▶ **CHALLENGES**
**a.** In the forum thread, whose site reliability engineers does bluntfang imagine walking out for a week?
**b.** Pick up the forum thread on tech workers and service outages after its last comment, and continue it.

▶ **READING TEXT**
>>>>>

First step in convincing others would be to eliminate the elitist sentiment here. Implying that “we”, a tiny group of under-represented software engineers, are the new democracy?? Gimme a break.

bluntfang · on July 11, 2019

we literally control modern infrastructure. What do you think would happen if AWS, Azure, and GCP SREs walked out for a week?

patcon · on July 10, 2019

Loved you first curious question about industry analysis.

With respect, less a fan of your second comment. Please know that I'm saying this with respect :)

> This is our new democracy.

I have a slight reaction to people talking about tech and "democracy". 4 people in SF can change some lines of code after a team meeting and tank a family business in mumbai. That feels to profoundly undemocratic on such a massive scale, that it hurts. (h/t recent Upstream podcast with "People's History of Silicon Valley" author, for the scenario)

Yes, we technologists sometimes feel our workplaces are more democratic compares to employers elsewhere, but outside that company, the spaces we live in our becoming less and less possible to scrutinize and speak up about.

I feel that maybe if we were running more worker co-ops in the tech industry, more ecologies in solidarity, more platform cooperatives -- then I might be able to bear using the word "democracy" to describe the things we're participating in...

> How do we convince people that we can move the world in the right direction re: pollution, human trafficking, equal rights, etc if we join up collectively?

Haven't we already shown them that we as technologists _can't_ lead that? We had a sandbox to prove something. It's San Francisco, and it's a dystopia for everyone but us. People rightfully are (and should be) very wary of trusting mainstream technologists and their worldview to solve much.

I would love to see us speak less of the power we have through occupying "structural holes" (positional power of gatekeeping a resource or skill or knowledge) and more about the power we have be being _support_ and by strengthening relationships around us. This feels important. But it also dissolves the power we know. (Lots of research suggests masculine minds ahve tactics that are more likely to seek out and occupy structural holes in social networks, whereas feminine minds wire up the network around them, you might say they "repair" the hole.)

https://en.wikipedia.org/wiki/Structural_holes

https://faculty.chicagobooth.edu/ronald.Burt/research/files/...

Anyhow, I say all this with love. I appreciate you. I just get frustrated, because I largely see the landscape of technology as breaking things and weakening the important features of our network -- features that the current cohort of technologists (through self-selection biases toward abstract thinking) perhaps can't see and don't know how to value.

repler · on July 10, 2019

I think it's increased Cyberwarfare activity. It all started happening in groups right after the drone takedown over Iran.

feifan · on July 10, 2019

It could just be random (or at least as random as this world can be). A situation where Cloudflare, Google, and Stripe go down is just as likely as any other situation. Just appears like a big deal because humans latch on to pattern matching.

Thaxll · on July 10, 2019

Most services are going down from time to time, it's just that the big one are widely used and so people notice quickly.

segmondy · on July 10, 2019

human error often, configuration changes often, new changes often.

rectangletangle · on July 10, 2019

If you haven't broken a critical system at least once, you haven't written enough production code. Everyone appreciates the other 99.993207% of the time where the system functions flawlessly. I look forward to reading the postmortem.

deckarep · on July 10, 2019

What a respectable comment. It’s so easy to just gripe about downtime. Stripe is one of those comments that does take uptime seriously but alas as long as humans are at the helm there’s always room for mistakes. As long as we learn from them.

<<<<<

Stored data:
>>>>>

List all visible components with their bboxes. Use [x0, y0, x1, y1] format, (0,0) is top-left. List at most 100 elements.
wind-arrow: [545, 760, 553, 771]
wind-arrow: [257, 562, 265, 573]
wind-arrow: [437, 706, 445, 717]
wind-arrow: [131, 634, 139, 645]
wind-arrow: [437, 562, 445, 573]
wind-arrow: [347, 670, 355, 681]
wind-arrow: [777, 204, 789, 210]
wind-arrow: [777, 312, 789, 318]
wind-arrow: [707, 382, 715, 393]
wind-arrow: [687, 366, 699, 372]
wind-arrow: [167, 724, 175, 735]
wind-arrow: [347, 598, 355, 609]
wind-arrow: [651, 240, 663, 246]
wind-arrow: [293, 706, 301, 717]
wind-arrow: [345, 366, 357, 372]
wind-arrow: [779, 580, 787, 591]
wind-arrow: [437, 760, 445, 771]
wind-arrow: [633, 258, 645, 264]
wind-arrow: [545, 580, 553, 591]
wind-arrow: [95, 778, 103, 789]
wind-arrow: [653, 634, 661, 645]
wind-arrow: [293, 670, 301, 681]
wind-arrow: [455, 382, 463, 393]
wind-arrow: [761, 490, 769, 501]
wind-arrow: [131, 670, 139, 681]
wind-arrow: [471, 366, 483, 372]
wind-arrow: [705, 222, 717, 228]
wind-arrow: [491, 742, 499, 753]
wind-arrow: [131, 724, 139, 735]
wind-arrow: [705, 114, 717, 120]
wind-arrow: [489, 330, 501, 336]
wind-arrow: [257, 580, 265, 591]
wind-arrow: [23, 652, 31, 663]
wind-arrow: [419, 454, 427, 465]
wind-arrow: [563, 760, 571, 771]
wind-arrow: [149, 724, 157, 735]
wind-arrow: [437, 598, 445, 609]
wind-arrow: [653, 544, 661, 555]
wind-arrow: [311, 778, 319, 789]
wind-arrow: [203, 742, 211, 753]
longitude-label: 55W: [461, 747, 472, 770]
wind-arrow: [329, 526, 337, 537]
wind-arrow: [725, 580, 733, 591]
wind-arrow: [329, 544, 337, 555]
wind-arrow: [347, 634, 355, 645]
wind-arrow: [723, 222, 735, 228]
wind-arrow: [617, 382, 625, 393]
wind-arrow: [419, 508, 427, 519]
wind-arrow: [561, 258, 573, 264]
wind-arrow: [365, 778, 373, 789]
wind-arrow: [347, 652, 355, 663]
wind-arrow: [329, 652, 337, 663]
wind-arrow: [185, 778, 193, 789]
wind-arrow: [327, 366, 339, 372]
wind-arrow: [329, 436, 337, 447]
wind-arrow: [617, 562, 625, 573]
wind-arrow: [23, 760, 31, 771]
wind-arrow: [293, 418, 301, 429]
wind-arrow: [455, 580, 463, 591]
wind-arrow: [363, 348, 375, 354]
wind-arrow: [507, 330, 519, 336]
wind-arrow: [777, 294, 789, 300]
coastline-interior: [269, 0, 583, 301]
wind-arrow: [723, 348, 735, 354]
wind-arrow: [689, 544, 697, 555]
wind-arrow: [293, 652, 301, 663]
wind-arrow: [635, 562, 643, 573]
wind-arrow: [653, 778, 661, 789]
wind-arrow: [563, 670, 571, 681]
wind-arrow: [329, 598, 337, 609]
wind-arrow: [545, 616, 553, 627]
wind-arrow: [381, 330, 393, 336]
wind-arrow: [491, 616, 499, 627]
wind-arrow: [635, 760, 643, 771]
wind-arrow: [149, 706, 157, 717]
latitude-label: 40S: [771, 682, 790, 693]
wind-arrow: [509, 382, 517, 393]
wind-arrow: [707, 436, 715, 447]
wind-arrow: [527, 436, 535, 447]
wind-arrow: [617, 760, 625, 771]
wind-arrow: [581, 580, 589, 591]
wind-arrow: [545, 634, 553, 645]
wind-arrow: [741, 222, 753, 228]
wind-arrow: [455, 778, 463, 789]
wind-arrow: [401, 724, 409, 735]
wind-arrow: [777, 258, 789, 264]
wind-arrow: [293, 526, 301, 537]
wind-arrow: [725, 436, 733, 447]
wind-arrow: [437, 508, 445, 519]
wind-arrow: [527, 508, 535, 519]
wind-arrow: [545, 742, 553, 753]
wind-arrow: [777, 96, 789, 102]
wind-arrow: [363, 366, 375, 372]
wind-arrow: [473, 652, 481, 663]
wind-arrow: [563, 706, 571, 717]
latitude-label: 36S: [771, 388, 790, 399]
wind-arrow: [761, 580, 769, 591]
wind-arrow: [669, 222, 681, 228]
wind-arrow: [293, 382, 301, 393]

<<<<<
>>>>>

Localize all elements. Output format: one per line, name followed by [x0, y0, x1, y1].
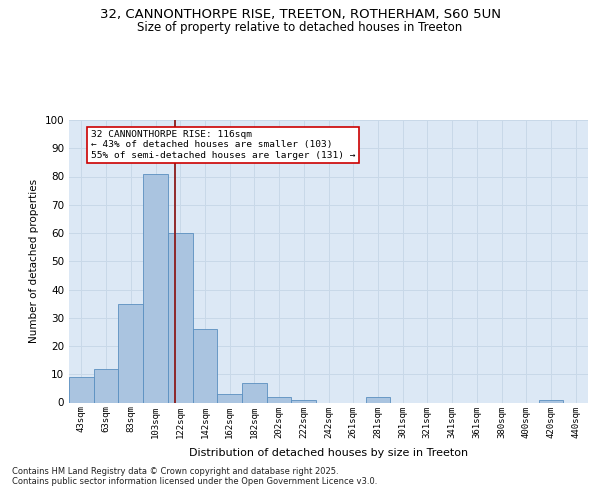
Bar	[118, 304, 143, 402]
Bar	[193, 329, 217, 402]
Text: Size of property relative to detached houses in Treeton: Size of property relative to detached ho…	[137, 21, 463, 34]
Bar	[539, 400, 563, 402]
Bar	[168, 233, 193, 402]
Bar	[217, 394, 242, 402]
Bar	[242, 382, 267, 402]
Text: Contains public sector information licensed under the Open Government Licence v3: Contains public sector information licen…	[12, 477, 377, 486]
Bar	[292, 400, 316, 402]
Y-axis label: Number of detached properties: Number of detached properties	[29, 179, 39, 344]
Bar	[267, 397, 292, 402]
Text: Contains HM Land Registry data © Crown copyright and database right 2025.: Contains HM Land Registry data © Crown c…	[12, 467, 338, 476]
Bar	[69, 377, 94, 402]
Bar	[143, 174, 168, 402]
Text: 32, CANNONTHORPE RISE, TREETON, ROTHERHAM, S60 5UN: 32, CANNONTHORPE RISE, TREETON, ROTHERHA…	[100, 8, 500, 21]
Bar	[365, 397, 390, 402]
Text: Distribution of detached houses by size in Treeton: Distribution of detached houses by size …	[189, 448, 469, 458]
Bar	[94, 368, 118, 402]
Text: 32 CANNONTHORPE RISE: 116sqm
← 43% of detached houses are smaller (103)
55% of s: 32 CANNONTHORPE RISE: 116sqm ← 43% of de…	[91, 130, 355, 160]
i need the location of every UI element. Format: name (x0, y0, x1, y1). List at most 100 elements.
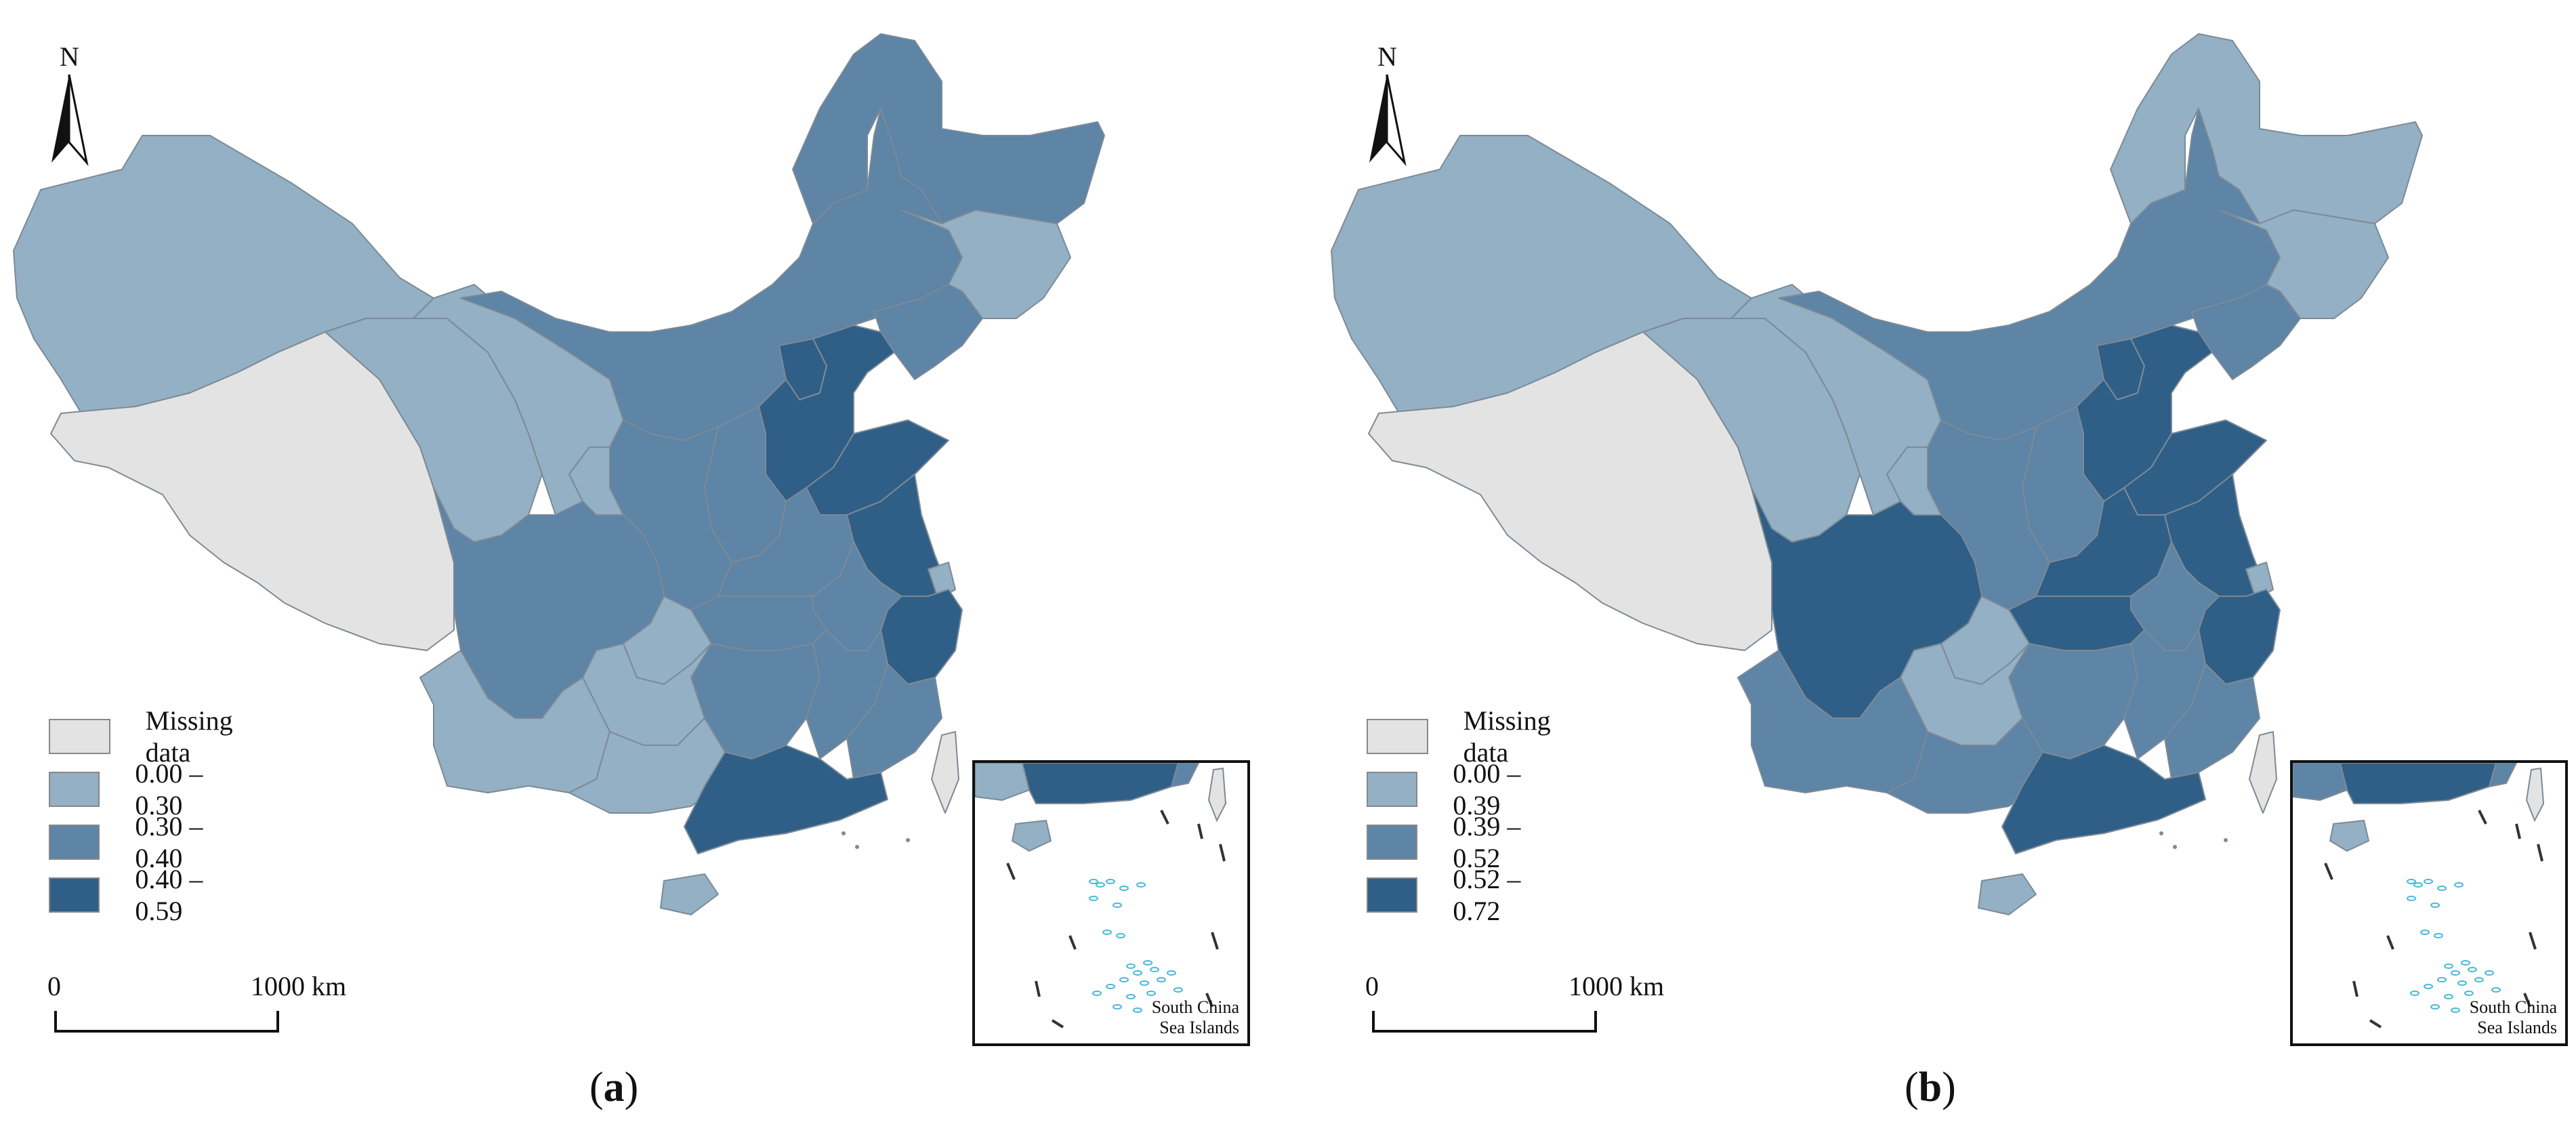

<<<<<
>>>>>

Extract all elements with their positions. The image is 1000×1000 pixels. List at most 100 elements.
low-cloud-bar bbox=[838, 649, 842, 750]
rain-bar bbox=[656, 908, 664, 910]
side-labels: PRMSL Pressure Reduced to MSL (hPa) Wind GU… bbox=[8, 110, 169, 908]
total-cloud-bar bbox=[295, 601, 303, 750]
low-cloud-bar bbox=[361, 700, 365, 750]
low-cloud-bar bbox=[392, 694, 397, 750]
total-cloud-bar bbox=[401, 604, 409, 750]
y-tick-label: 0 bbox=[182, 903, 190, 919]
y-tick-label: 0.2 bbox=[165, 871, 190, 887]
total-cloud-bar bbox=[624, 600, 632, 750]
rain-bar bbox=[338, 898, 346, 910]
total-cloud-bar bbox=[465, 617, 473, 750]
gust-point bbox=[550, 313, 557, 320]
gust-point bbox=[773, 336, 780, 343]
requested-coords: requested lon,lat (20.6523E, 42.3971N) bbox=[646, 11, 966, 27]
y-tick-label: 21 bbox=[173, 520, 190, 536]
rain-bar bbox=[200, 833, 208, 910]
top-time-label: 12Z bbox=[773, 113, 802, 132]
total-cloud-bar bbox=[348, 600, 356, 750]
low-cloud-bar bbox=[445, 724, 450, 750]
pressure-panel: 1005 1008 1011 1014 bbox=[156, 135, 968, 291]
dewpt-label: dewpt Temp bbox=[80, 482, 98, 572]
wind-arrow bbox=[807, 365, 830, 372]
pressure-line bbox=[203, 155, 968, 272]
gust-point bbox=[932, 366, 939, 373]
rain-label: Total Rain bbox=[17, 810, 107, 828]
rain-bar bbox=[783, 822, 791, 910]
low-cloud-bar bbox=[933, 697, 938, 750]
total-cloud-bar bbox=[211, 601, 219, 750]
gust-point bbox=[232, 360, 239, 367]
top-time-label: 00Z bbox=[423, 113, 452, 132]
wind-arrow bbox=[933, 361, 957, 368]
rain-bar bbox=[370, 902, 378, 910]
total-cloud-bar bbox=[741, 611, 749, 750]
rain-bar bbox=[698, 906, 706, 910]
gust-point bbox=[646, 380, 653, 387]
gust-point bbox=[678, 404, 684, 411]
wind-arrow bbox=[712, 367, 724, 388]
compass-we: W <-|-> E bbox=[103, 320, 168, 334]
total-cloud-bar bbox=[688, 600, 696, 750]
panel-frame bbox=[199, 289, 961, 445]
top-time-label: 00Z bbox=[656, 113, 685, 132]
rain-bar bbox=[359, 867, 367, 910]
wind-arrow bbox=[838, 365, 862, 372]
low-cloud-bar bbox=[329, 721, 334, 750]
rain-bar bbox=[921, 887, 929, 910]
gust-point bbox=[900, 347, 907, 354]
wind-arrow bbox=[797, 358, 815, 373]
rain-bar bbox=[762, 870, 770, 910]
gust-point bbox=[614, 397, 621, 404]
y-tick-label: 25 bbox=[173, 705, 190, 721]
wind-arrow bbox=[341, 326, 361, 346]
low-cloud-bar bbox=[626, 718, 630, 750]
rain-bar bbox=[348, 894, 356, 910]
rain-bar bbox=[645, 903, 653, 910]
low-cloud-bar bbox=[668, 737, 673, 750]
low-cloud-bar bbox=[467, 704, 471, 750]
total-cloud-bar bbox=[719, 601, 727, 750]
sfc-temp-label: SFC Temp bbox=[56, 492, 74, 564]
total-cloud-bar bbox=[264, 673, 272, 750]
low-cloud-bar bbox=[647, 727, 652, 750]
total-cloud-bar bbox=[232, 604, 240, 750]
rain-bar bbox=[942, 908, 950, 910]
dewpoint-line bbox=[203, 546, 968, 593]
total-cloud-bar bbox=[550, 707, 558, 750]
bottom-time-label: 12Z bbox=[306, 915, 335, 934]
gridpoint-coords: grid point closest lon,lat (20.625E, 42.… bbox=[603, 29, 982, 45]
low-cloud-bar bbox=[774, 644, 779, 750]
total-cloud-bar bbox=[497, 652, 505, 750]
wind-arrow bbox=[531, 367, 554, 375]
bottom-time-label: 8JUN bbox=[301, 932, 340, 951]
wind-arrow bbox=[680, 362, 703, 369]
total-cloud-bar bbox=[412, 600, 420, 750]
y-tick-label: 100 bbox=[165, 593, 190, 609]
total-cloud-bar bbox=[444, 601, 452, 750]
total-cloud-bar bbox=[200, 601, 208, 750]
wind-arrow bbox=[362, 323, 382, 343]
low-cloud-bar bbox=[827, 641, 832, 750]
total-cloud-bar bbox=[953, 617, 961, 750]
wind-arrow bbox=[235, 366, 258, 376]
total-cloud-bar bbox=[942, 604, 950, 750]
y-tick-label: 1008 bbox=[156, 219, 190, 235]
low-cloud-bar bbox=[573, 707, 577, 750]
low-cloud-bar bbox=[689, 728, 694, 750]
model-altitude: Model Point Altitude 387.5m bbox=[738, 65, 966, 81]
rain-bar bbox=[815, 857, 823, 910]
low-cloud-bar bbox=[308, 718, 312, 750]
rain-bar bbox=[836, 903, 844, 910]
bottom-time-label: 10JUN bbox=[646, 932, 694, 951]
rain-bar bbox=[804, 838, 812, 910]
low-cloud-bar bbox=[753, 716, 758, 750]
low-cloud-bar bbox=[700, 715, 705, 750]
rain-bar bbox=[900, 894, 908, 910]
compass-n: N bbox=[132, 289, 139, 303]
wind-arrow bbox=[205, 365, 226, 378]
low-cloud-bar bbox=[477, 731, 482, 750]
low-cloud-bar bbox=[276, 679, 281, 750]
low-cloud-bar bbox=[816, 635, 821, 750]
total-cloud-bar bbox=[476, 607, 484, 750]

<<<<<

▶ **THE RESPONSES**
**a.** AWS, Azure, and GCP

**b.**
danudey · on July 10, 2019

In fairness, I know lots of people who have broken critical systems without having written a line of code. The screwdriver my friend dropped onto a server motherboard (point side down) is my favourite personal example, but there are plenty of others.

pgm8705 · on July 10, 2019

This is painful. I get a text notification every time a transaction fails... they're really flying in right now. Losing a ton of revenue and it is completely out of my hands.

zallarak · on July 10, 2019

If you have super high throughput, it would be worth temporarily (and very securely) caching transaction parameters to handle downtime.

hrangozz · on July 10, 2019

While on paper it seems simple, it's worth investigating in detail how changing where/how payment details are transmitted and stored could change regulatory compliance requirements and liabilities of your business. It could be more time consuming and expensive than anticipated.

dickeytk · on July 10, 2019

and hand-rolling means you've just swapped stripe as the failure point for your homebrew

dymk · on July 10, 2019

How would you do this without suddenly becoming subject to PCI compliance?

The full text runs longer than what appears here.